**Exercise:** The expected response is a copy of every line in the entries below that includes the word "text".

**Source material:**
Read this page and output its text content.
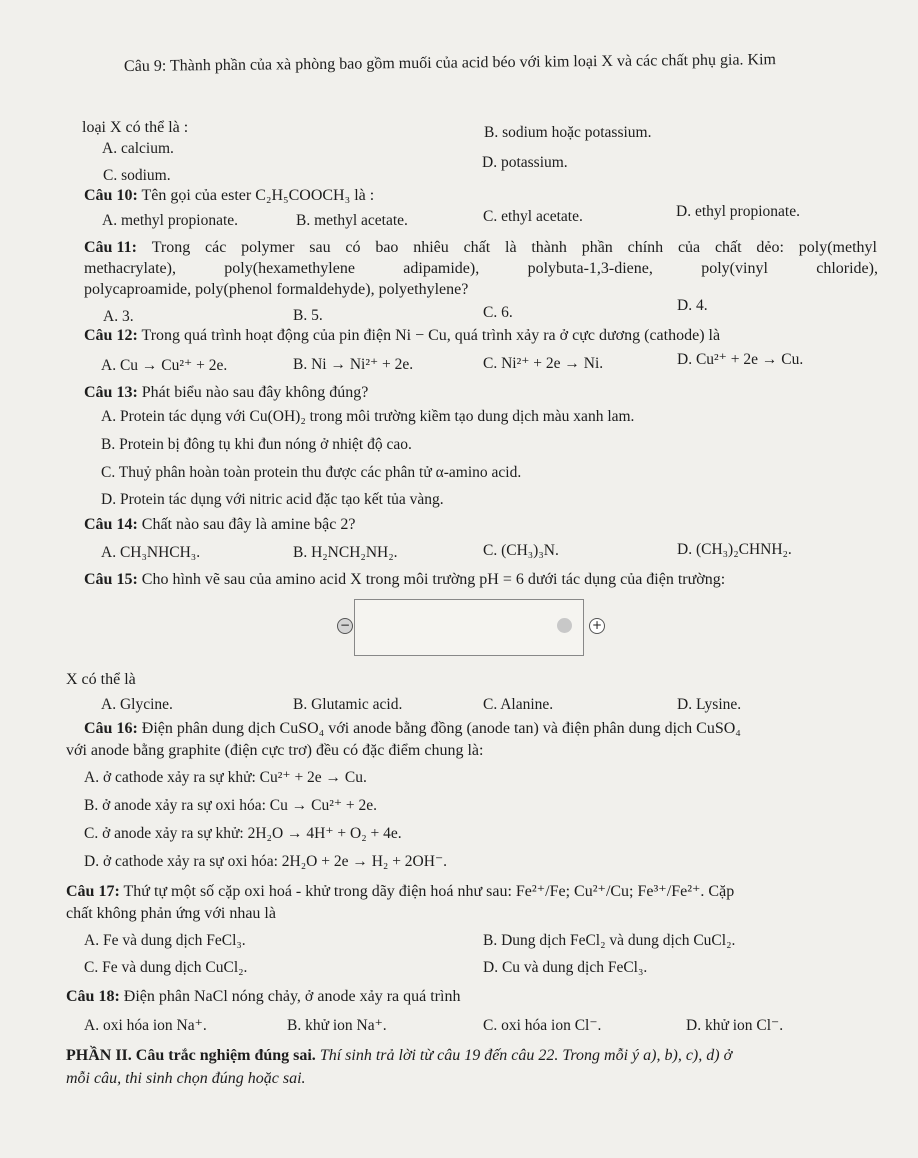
Câu 9: Thành phần của xà phòng bao gồm muối của acid béo với kim loại X và các chất phụ gia. Kim
loại X có thể là :
A. calcium.
B. sodium hoặc potassium.
C. sodium.
D. potassium.
Câu 10: Tên gọi của ester C₂H₅COOCH₃ là :
A. methyl propionate.	B. methyl acetate.	C. ethyl acetate.	D. ethyl propionate.
Câu 11: Trong các polymer sau có bao nhiêu chất là thành phần chính của chất dẻo: poly(methyl
methacrylate),	poly(hexamethylene	adipamide),	polybuta-1,3-diene,	poly(vinyl	chloride),
polycaproamide, poly(phenol formaldehyde), polyethylene?
A. 3.	B. 5.	C. 6.	D. 4.
Câu 12: Trong quá trình hoạt động của pin điện Ni − Cu, quá trình xảy ra ở cực dương (cathode) là
A. Cu → Cu²⁺ + 2e.	B. Ni → Ni²⁺ + 2e.	C. Ni²⁺ + 2e → Ni.	D. Cu²⁺ + 2e → Cu.
Câu 13: Phát biểu nào sau đây không đúng?
A. Protein tác dụng với Cu(OH)₂ trong môi trường kiềm tạo dung dịch màu xanh lam.
B. Protein bị đông tụ khi đun nóng ở nhiệt độ cao.
C. Thuỷ phân hoàn toàn protein thu được các phân tử α-amino acid.
D. Protein tác dụng với nitric acid đặc tạo kết tủa vàng.
Câu 14: Chất nào sau đây là amine bậc 2?
A. CH₃NHCH₃.	B. H₂NCH₂NH₂.	C. (CH₃)₃N.	D. (CH₃)₂CHNH₂.
Câu 15: Cho hình vẽ sau của amino acid X trong môi trường pH = 6 dưới tác dụng của điện trường:
−	+
X có thể là
A. Glycine.	B. Glutamic acid.	C. Alanine.	D. Lysine.
Câu 16: Điện phân dung dịch CuSO₄ với anode bằng đồng (anode tan) và điện phân dung dịch CuSO₄
với anode bằng graphite (điện cực trơ) đều có đặc điểm chung là:
A. ở cathode xảy ra sự khử: Cu²⁺ + 2e → Cu.
B. ở anode xảy ra sự oxi hóa: Cu → Cu²⁺ + 2e.
C. ở anode xảy ra sự khử: 2H₂O → 4H⁺ + O₂ + 4e.
D. ở cathode xảy ra sự oxi hóa: 2H₂O + 2e → H₂ + 2OH⁻.
Câu 17: Thứ tự một số cặp oxi hoá - khử trong dãy điện hoá như sau: Fe²⁺/Fe; Cu²⁺/Cu; Fe³⁺/Fe²⁺. Cặp
chất không phản ứng với nhau là
A. Fe và dung dịch FeCl₃.	B. Dung dịch FeCl₂ và dung dịch CuCl₂.
C. Fe và dung dịch CuCl₂.	D. Cu và dung dịch FeCl₃.
Câu 18: Điện phân NaCl nóng chảy, ở anode xảy ra quá trình
A. oxi hóa ion Na⁺.	B. khử ion Na⁺.	C. oxi hóa ion Cl⁻.	D. khử ion Cl⁻.
PHẦN II. Câu trắc nghiệm đúng sai. Thí sinh trả lời từ câu 19 đến câu 22. Trong mỗi ý a), b), c), d) ở
mỗi câu, thi sinh chọn đúng hoặc sai.
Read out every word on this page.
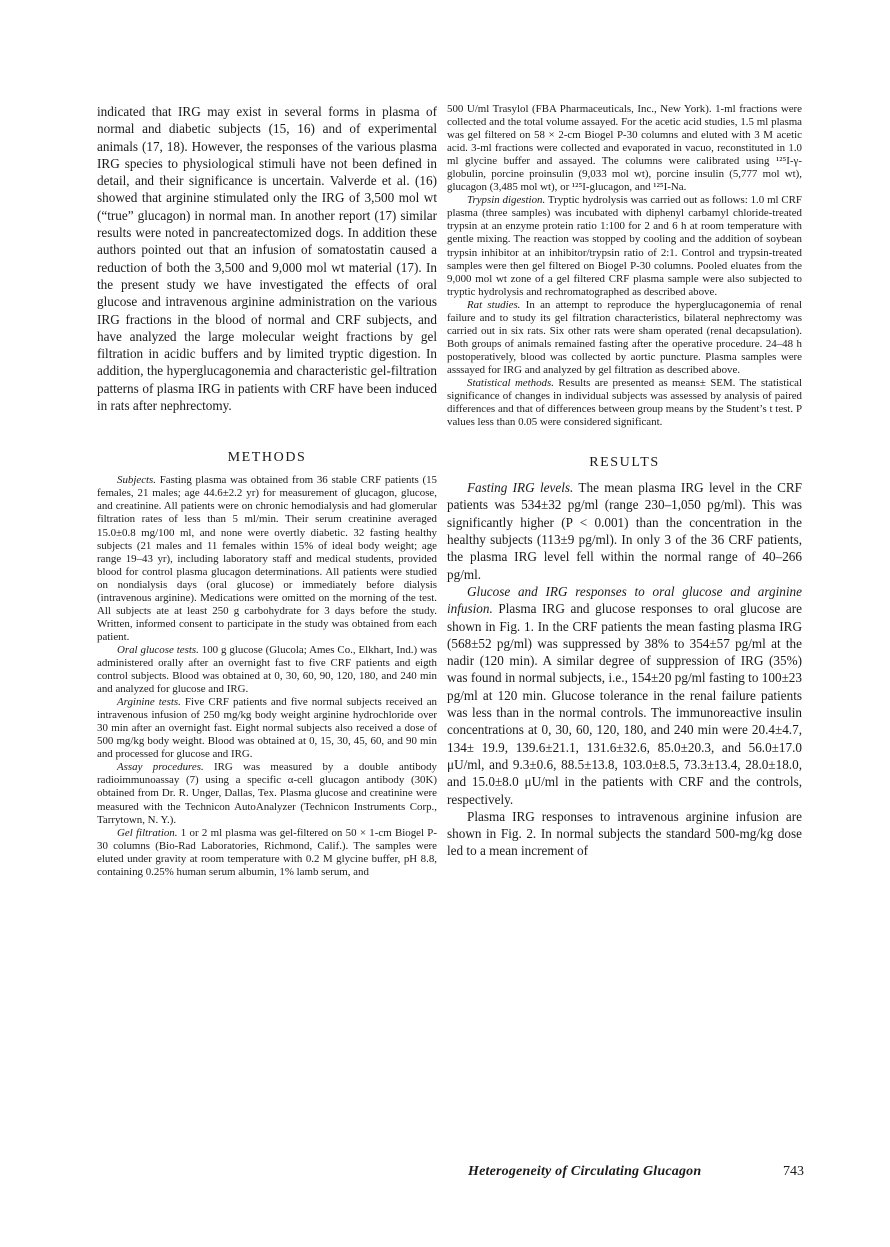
indicated that IRG may exist in several forms in plasma of normal and diabetic subjects (15, 16) and of experimental animals (17, 18). However, the responses of the various plasma IRG species to physiological stimuli have not been defined in detail, and their significance is uncertain. Valverde et al. (16) showed that arginine stimulated only the IRG of 3,500 mol wt (“true” glucagon) in normal man. In another report (17) similar results were noted in pancreatectomized dogs. In addition these authors pointed out that an infusion of somatostatin caused a reduction of both the 3,500 and 9,000 mol wt material (17). In the present study we have investigated the effects of oral glucose and intravenous arginine administration on the various IRG fractions in the blood of normal and CRF subjects, and have analyzed the large molecular weight fractions by gel filtration in acidic buffers and by limited tryptic digestion. In addition, the hyperglucagonemia and characteristic gel-filtration patterns of plasma IRG in patients with CRF have been induced in rats after nephrectomy.

METHODS

Subjects. Fasting plasma was obtained from 36 stable CRF patients (15 females, 21 males; age 44.6±2.2 yr) for measurement of glucagon, glucose, and creatinine. All patients were on chronic hemodialysis and had glomerular filtration rates of less than 5 ml/min. Their serum creatinine averaged 15.0±0.8 mg/100 ml, and none were overtly diabetic. 32 fasting healthy subjects (21 males and 11 females within 15% of ideal body weight; age range 19–43 yr), including laboratory staff and medical students, provided blood for control plasma glucagon determinations. All patients were studied on nondialysis days (oral glucose) or immediately before dialysis (intravenous arginine). Medications were omitted on the morning of the test. All subjects ate at least 250 g carbohydrate for 3 days before the study. Written, informed consent to participate in the study was obtained from each patient.

Oral glucose tests. 100 g glucose (Glucola; Ames Co., Elkhart, Ind.) was administered orally after an overnight fast to five CRF patients and eigth control subjects. Blood was obtained at 0, 30, 60, 90, 120, 180, and 240 min and analyzed for glucose and IRG.

Arginine tests. Five CRF patients and five normal subjects received an intravenous infusion of 250 mg/kg body weight arginine hydrochloride over 30 min after an overnight fast. Eight normal subjects also received a dose of 500 mg/kg body weight. Blood was obtained at 0, 15, 30, 45, 60, and 90 min and processed for glucose and IRG.

Assay procedures. IRG was measured by a double antibody radioimmunoassay (7) using a specific α-cell glucagon antibody (30K) obtained from Dr. R. Unger, Dallas, Tex. Plasma glucose and creatinine were measured with the Technicon AutoAnalyzer (Technicon Instruments Corp., Tarrytown, N. Y.).

Gel filtration. 1 or 2 ml plasma was gel-filtered on 50 × 1-cm Biogel P-30 columns (Bio-Rad Laboratories, Richmond, Calif.). The samples were eluted under gravity at room temperature with 0.2 M glycine buffer, pH 8.8, containing 0.25% human serum albumin, 1% lamb serum, and

500 U/ml Trasylol (FBA Pharmaceuticals, Inc., New York). 1-ml fractions were collected and the total volume assayed. For the acetic acid studies, 1.5 ml plasma was gel filtered on 58 × 2-cm Biogel P-30 columns and eluted with 3 M acetic acid. 3-ml fractions were collected and evaporated in vacuo, reconstituted in 1.0 ml glycine buffer and assayed. The columns were calibrated using ¹²⁵I-γ-globulin, porcine proinsulin (9,033 mol wt), porcine insulin (5,777 mol wt), glucagon (3,485 mol wt), or ¹²⁵I-glucagon, and ¹²⁵I-Na.

Trypsin digestion. Tryptic hydrolysis was carried out as follows: 1.0 ml CRF plasma (three samples) was incubated with diphenyl carbamyl chloride-treated trypsin at an enzyme protein ratio 1:100 for 2 and 6 h at room temperature with gentle mixing. The reaction was stopped by cooling and the addition of soybean trypsin inhibitor at an inhibitor/trypsin ratio of 2:1. Control and trypsin-treated samples were then gel filtered on Biogel P-30 columns. Pooled eluates from the 9,000 mol wt zone of a gel filtered CRF plasma sample were also subjected to tryptic hydrolysis and rechromatographed as described above.

Rat studies. In an attempt to reproduce the hyperglucagonemia of renal failure and to study its gel filtration characteristics, bilateral nephrectomy was carried out in six rats. Six other rats were sham operated (renal decapsulation). Both groups of animals remained fasting after the operative procedure. 24–48 h postoperatively, blood was collected by aortic puncture. Plasma samples were asssayed for IRG and analyzed by gel filtration as described above.

Statistical methods. Results are presented as means± SEM. The statistical significance of changes in individual subjects was assessed by analysis of paired differences and that of differences between group means by the Student’s t test. P values less than 0.05 were considered significant.

RESULTS

Fasting IRG levels. The mean plasma IRG level in the CRF patients was 534±32 pg/ml (range 230–1,050 pg/ml). This was significantly higher (P < 0.001) than the concentration in the healthy subjects (113±9 pg/ml). In only 3 of the 36 CRF patients, the plasma IRG level fell within the normal range of 40–266 pg/ml.

Glucose and IRG responses to oral glucose and arginine infusion. Plasma IRG and glucose responses to oral glucose are shown in Fig. 1. In the CRF patients the mean fasting plasma IRG (568±52 pg/ml) was suppressed by 38% to 354±57 pg/ml at the nadir (120 min). A similar degree of suppression of IRG (35%) was found in normal subjects, i.e., 154±20 pg/ml fasting to 100±23 pg/ml at 120 min. Glucose tolerance in the renal failure patients was less than in the normal controls. The immunoreactive insulin concentrations at 0, 30, 60, 120, 180, and 240 min were 20.4±4.7, 134± 19.9, 139.6±21.1, 131.6±32.6, 85.0±20.3, and 56.0±17.0 μU/ml, and 9.3±0.6, 88.5±13.8, 103.0±8.5, 73.3±13.4, 28.0±18.0, and 15.0±8.0 μU/ml in the patients with CRF and the controls, respectively.

Plasma IRG responses to intravenous arginine infusion are shown in Fig. 2. In normal subjects the standard 500-mg/kg dose led to a mean increment of

Heterogeneity of Circulating Glucagon	743
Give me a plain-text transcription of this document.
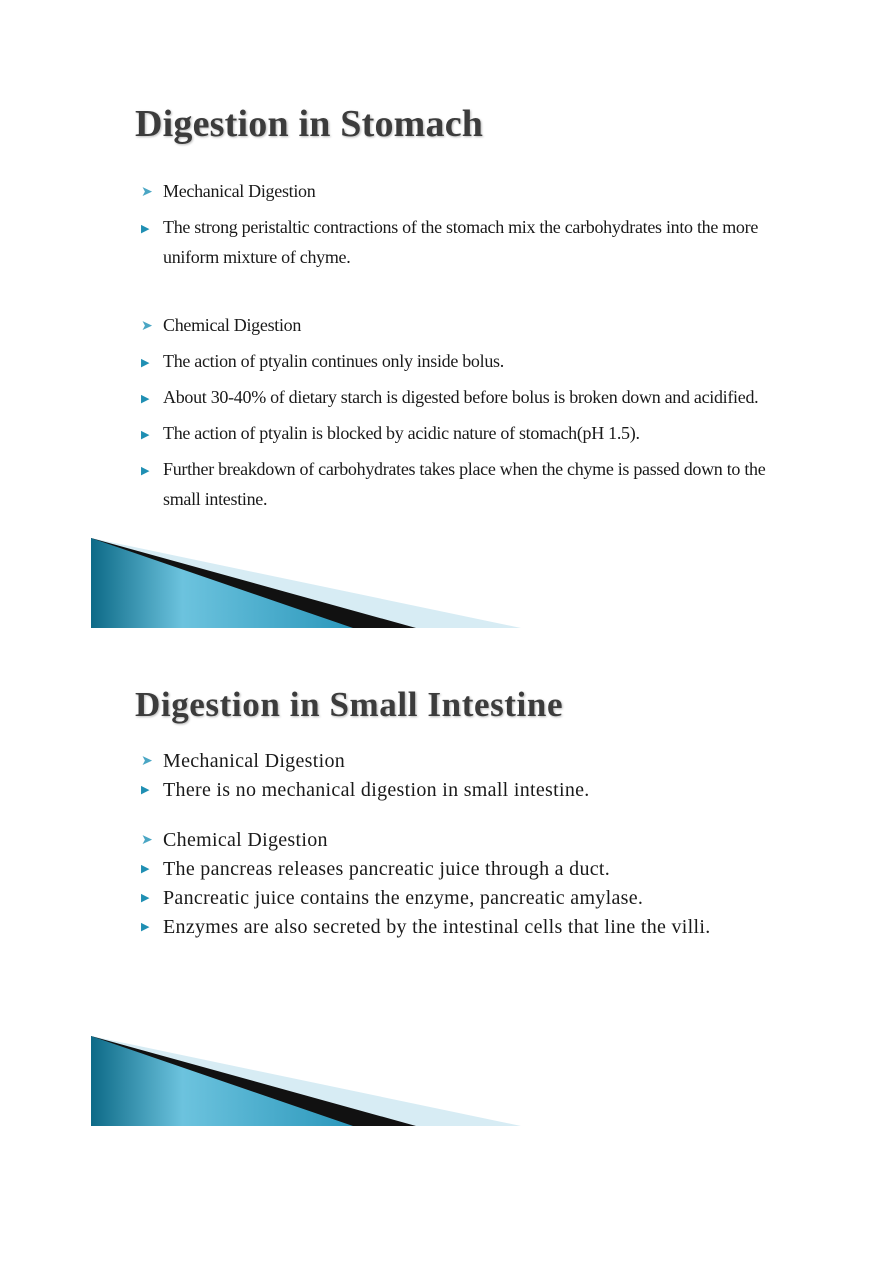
Digestion in Stomach

➤ Mechanical Digestion

▶ The strong peristaltic contractions of the stomach mix the carbohydrates into the more uniform mixture of chyme.

➤ Chemical Digestion

▶ The action of ptyalin continues only inside bolus.

▶ About 30-40% of dietary starch is digested before bolus is broken down and acidified.

▶ The action of ptyalin is blocked by acidic nature of stomach(pH 1.5).

▶ Further breakdown of carbohydrates takes place when the chyme is passed down to the small intestine.

Digestion in Small Intestine

➤ Mechanical Digestion

▶ There is no mechanical digestion in small intestine.

➤ Chemical Digestion

▶ The pancreas releases pancreatic juice through a duct.

▶ Pancreatic juice contains the enzyme, pancreatic amylase.

▶ Enzymes are also secreted by the intestinal cells that line the villi.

**Solution to this problem:**
Read this page and output its text content.
Give me a plain-text transcription of this document.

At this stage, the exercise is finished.